── Material shown ──

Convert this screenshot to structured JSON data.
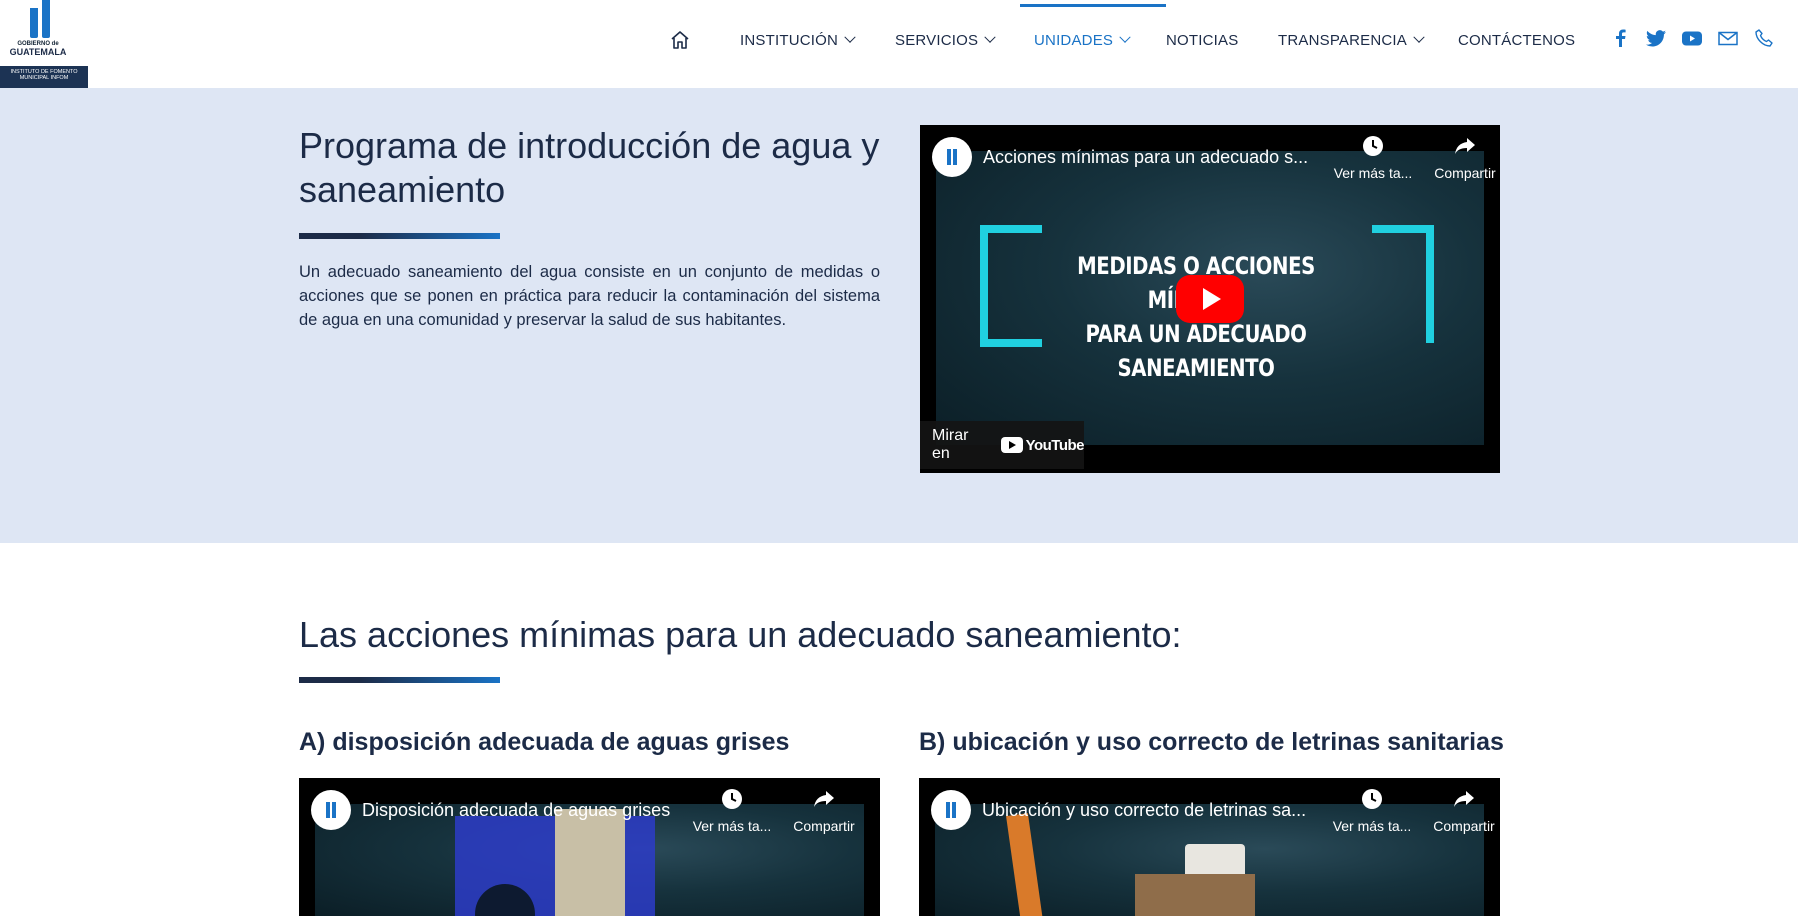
{
  "logo": {
    "line1": "GOBIERNO de",
    "line2": "GUATEMALA",
    "subtitle": "INSTITUTO DE FOMENTO MUNICIPAL INFOM"
  },
  "nav": {
    "items": [
      {
        "label": "INSTITUCIÓN",
        "dropdown": true
      },
      {
        "label": "SERVICIOS",
        "dropdown": true
      },
      {
        "label": "UNIDADES",
        "dropdown": true,
        "active": true
      },
      {
        "label": "NOTICIAS",
        "dropdown": false
      },
      {
        "label": "TRANSPARENCIA",
        "dropdown": true
      },
      {
        "label": "CONTÁCTENOS",
        "dropdown": false
      }
    ],
    "social_icons": [
      "facebook-icon",
      "twitter-icon",
      "youtube-icon",
      "mail-icon",
      "phone-icon"
    ]
  },
  "section1": {
    "title": "Programa de introducción de agua y saneamiento",
    "description": "Un adecuado saneamiento del agua consiste en un conjunto de medidas o acciones que se ponen en práctica para reducir la contaminación del sistema de agua en una comunidad y preservar la salud de sus habitantes.",
    "video": {
      "title": "Acciones mínimas para un adecuado s...",
      "watch_later": "Ver más ta...",
      "share": "Compartir",
      "watch_on": "Mirar en",
      "youtube": "YouTube",
      "frame_text_line1": "MEDIDAS O ACCIONES MÍNIMAS",
      "frame_text_line2": "PARA UN ADECUADO SANEAMIENTO"
    }
  },
  "section2": {
    "title": "Las acciones mínimas para un adecuado saneamiento:",
    "item_a": {
      "title": "A) disposición adecuada de aguas grises",
      "video_title": "Disposición adecuada de aguas grises",
      "watch_later": "Ver más ta...",
      "share": "Compartir"
    },
    "item_b": {
      "title": "B) ubicación y uso correcto de letrinas sanitarias",
      "video_title": "Ubicación y uso correcto de letrinas sa...",
      "watch_later": "Ver más ta...",
      "share": "Compartir"
    }
  },
  "colors": {
    "accent": "#1a73c6",
    "navy": "#1c2b47",
    "section_bg": "#dee6f4",
    "youtube_red": "#ff0000"
  }
}
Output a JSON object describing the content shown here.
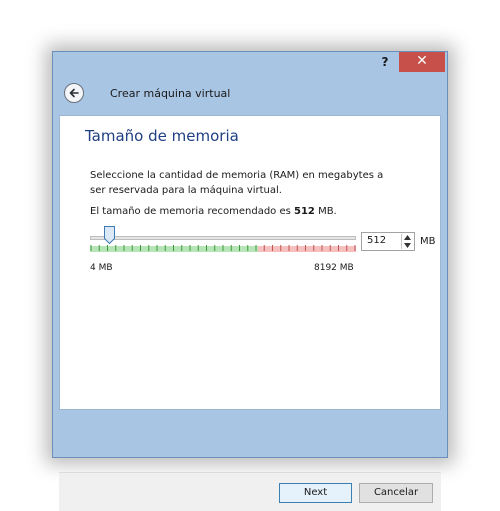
{
  "window": {
    "help_glyph": "?",
    "close_glyph": "✕"
  },
  "header": {
    "title": "Crear máquina virtual"
  },
  "page": {
    "heading": "Tamaño de memoria",
    "description": "Seleccione la cantidad de memoria (RAM) en megabytes a ser reservada para la máquina virtual.",
    "recommended_prefix": "El tamaño de memoria recomendado es ",
    "recommended_value": "512",
    "recommended_suffix": " MB."
  },
  "memory": {
    "value": "512",
    "unit": "MB",
    "min_label": "4 MB",
    "max_label": "8192 MB",
    "min": 4,
    "max": 8192,
    "current": 512,
    "safe_color": "#7ed07e",
    "warn_color": "#f08c8c"
  },
  "buttons": {
    "next_label": "Next",
    "cancel_label": "Cancelar"
  }
}
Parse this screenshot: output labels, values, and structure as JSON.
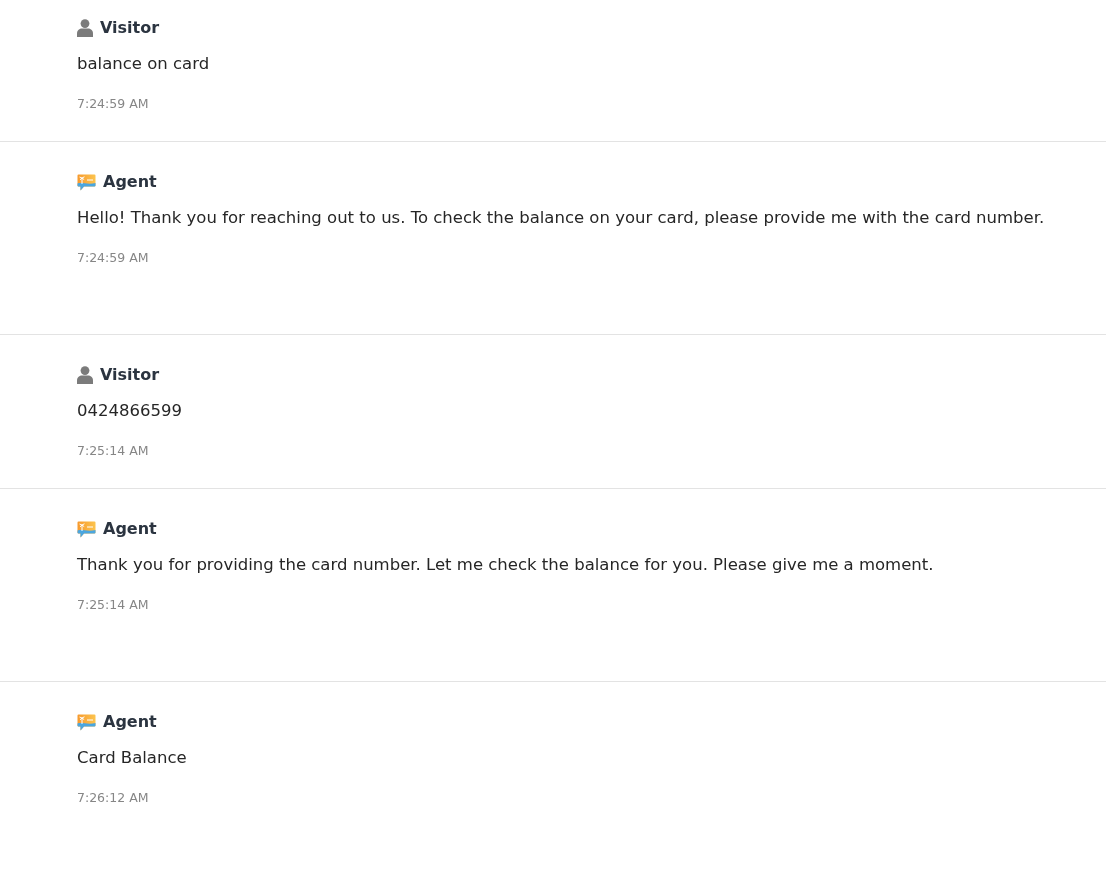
{
  "messages": [
    {
      "kind": "visitor",
      "sender": "Visitor",
      "text": "balance on card",
      "time": "7:24:59 AM"
    },
    {
      "kind": "agent",
      "sender": "Agent",
      "text": "Hello! Thank you for reaching out to us. To check the balance on your card, please provide me with the card number.",
      "time": "7:24:59 AM"
    },
    {
      "kind": "visitor",
      "sender": "Visitor",
      "text": "0424866599",
      "time": "7:25:14 AM"
    },
    {
      "kind": "agent",
      "sender": "Agent",
      "text": "Thank you for providing the card number. Let me check the balance for you. Please give me a moment.",
      "time": "7:25:14 AM"
    },
    {
      "kind": "agent",
      "sender": "Agent",
      "text": "Card Balance",
      "time": "7:26:12 AM"
    }
  ]
}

───

◆ **Written task**
Transcribe the records above exactly, leaving out every picture.

◆ **Response below**
Convert this screenshot to structured JSON data.
{
  "logo": {
    "line1": "GOBIERNO de",
    "line2": "GUATEMALA",
    "subtitle": "INSTITUTO DE FOMENTO MUNICIPAL INFOM"
  },
  "nav": {
    "items": [
      {
        "label": "INSTITUCIÓN",
        "dropdown": true
      },
      {
        "label": "SERVICIOS",
        "dropdown": true
      },
      {
        "label": "UNIDADES",
        "dropdown": true,
        "active": true
      },
      {
        "label": "NOTICIAS",
        "dropdown": false
      },
      {
        "label": "TRANSPARENCIA",
        "dropdown": true
      },
      {
        "label": "CONTÁCTENOS",
        "dropdown": false
      }
    ],
    "social_icons": [
      "facebook-icon",
      "twitter-icon",
      "youtube-icon",
      "mail-icon",
      "phone-icon"
    ]
  },
  "section1": {
    "title": "Programa de introducción de agua y saneamiento",
    "description": "Un adecuado saneamiento del agua consiste en un conjunto de medidas o acciones que se ponen en práctica para reducir la contaminación del sistema de agua en una comunidad y preservar la salud de sus habitantes.",
    "video": {
      "title": "Acciones mínimas para un adecuado s...",
      "watch_later": "Ver más ta...",
      "share": "Compartir",
      "watch_on": "Mirar en",
      "youtube": "YouTube",
      "frame_text_line1": "MEDIDAS O ACCIONES MÍNIMAS",
      "frame_text_line2": "PARA UN ADECUADO SANEAMIENTO"
    }
  },
  "section2": {
    "title": "Las acciones mínimas para un adecuado saneamiento:",
    "item_a": {
      "title": "A) disposición adecuada de aguas grises",
      "video_title": "Disposición adecuada de aguas grises",
      "watch_later": "Ver más ta...",
      "share": "Compartir"
    },
    "item_b": {
      "title": "B) ubicación y uso correcto de letrinas sanitarias",
      "video_title": "Ubicación y uso correcto de letrinas sa...",
      "watch_later": "Ver más ta...",
      "share": "Compartir"
    }
  },
  "colors": {
    "accent": "#1a73c6",
    "navy": "#1c2b47",
    "section_bg": "#dee6f4",
    "youtube_red": "#ff0000"
  }
}
Output a JSON object describing the content shown here.
{
  "window": {
    "help_glyph": "?",
    "close_glyph": "✕"
  },
  "header": {
    "title": "Crear máquina virtual"
  },
  "page": {
    "heading": "Tamaño de memoria",
    "description": "Seleccione la cantidad de memoria (RAM) en megabytes a ser reservada para la máquina virtual.",
    "recommended_prefix": "El tamaño de memoria recomendado es ",
    "recommended_value": "512",
    "recommended_suffix": " MB."
  },
  "memory": {
    "value": "512",
    "unit": "MB",
    "min_label": "4 MB",
    "max_label": "8192 MB",
    "min": 4,
    "max": 8192,
    "current": 512,
    "safe_color": "#7ed07e",
    "warn_color": "#f08c8c"
  },
  "buttons": {
    "next_label": "Next",
    "cancel_label": "Cancelar"
  }
}
Parse this screenshot: output labels, values, and structure as JSON.
{
  "messages": [
    {
      "kind": "visitor",
      "sender": "Visitor",
      "text": "balance on card",
      "time": "7:24:59 AM"
    },
    {
      "kind": "agent",
      "sender": "Agent",
      "text": "Hello! Thank you for reaching out to us. To check the balance on your card, please provide me with the card number.",
      "time": "7:24:59 AM"
    },
    {
      "kind": "visitor",
      "sender": "Visitor",
      "text": "0424866599",
      "time": "7:25:14 AM"
    },
    {
      "kind": "agent",
      "sender": "Agent",
      "text": "Thank you for providing the card number. Let me check the balance for you. Please give me a moment.",
      "time": "7:25:14 AM"
    },
    {
      "kind": "agent",
      "sender": "Agent",
      "text": "Card Balance",
      "time": "7:26:12 AM"
    }
  ]
}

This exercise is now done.